Items from a dataset
═══

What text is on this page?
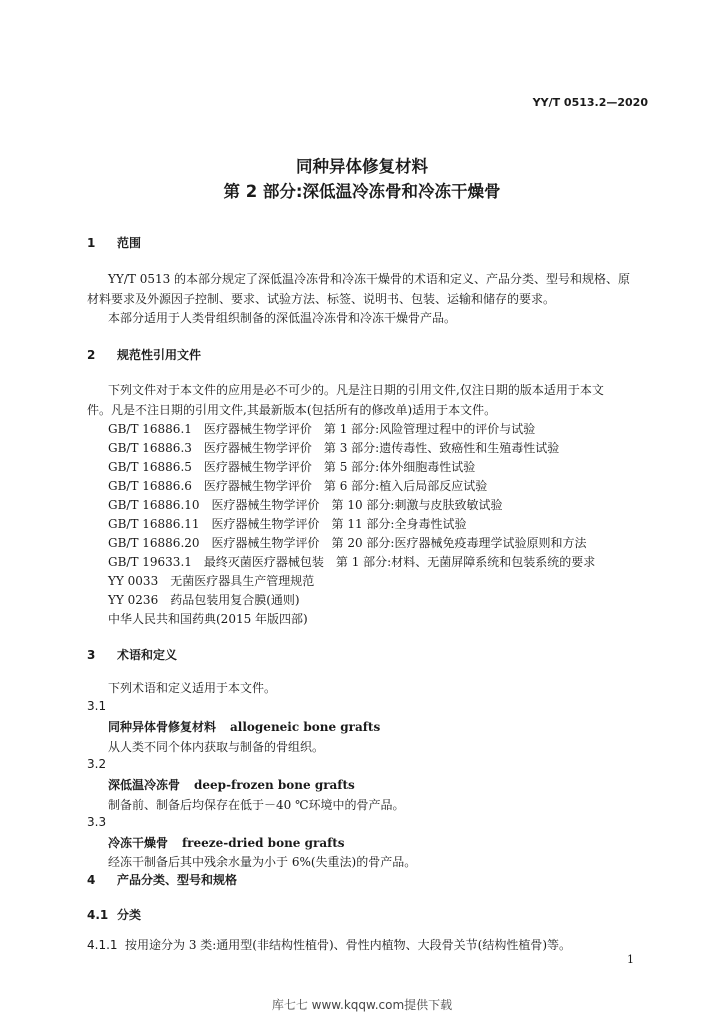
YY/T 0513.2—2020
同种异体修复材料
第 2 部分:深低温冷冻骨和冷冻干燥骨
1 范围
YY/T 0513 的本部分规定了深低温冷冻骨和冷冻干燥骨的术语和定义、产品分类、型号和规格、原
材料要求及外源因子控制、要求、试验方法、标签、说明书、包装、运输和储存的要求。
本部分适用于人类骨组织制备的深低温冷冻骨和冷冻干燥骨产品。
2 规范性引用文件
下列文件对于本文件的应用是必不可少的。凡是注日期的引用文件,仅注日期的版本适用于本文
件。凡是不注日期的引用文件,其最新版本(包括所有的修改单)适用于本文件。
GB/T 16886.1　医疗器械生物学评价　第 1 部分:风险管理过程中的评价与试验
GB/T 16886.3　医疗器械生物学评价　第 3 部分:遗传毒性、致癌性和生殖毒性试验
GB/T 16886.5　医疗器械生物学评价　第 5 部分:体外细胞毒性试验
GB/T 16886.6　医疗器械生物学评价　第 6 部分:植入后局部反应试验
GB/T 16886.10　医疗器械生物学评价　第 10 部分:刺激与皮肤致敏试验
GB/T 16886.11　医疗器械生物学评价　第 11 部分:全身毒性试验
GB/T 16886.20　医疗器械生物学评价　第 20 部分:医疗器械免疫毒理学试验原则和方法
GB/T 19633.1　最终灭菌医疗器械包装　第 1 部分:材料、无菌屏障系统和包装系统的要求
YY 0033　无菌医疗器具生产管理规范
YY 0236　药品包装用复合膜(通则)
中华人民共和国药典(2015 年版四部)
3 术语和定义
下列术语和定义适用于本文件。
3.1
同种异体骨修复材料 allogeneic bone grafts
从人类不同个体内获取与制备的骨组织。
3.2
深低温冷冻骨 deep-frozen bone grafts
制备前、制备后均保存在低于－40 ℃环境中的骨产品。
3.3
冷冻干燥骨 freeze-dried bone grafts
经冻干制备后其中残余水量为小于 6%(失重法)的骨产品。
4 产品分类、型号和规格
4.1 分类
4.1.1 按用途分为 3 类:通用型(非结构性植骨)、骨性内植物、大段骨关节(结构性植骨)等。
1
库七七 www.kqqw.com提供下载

═══

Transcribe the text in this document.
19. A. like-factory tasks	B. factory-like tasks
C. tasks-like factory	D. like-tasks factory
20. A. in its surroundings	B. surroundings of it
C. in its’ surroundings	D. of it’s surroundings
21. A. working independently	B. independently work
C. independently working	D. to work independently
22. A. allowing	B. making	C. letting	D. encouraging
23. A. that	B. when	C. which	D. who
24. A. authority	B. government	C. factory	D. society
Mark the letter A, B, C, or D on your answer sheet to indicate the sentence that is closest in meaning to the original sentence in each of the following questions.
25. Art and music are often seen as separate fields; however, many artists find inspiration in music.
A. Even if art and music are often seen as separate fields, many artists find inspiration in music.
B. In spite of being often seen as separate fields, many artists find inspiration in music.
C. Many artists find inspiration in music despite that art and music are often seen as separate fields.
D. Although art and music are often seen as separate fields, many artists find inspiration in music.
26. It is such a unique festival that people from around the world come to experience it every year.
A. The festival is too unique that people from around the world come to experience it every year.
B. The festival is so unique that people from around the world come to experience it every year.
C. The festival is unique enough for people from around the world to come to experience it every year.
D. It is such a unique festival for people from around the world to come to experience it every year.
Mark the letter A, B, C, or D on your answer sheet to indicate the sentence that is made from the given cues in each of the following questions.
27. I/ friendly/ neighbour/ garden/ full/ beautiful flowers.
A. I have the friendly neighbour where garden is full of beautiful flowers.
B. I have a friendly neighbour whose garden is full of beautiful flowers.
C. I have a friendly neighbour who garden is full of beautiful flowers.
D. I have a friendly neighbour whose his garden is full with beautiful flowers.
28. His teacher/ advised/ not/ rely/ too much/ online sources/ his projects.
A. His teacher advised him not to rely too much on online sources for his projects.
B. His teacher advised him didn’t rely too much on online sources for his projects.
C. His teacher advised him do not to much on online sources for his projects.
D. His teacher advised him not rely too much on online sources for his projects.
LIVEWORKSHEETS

═══

Problem details: Lines containing the string "sentence" should be counted; reply with their number and nothing more.

Completed exercise: 2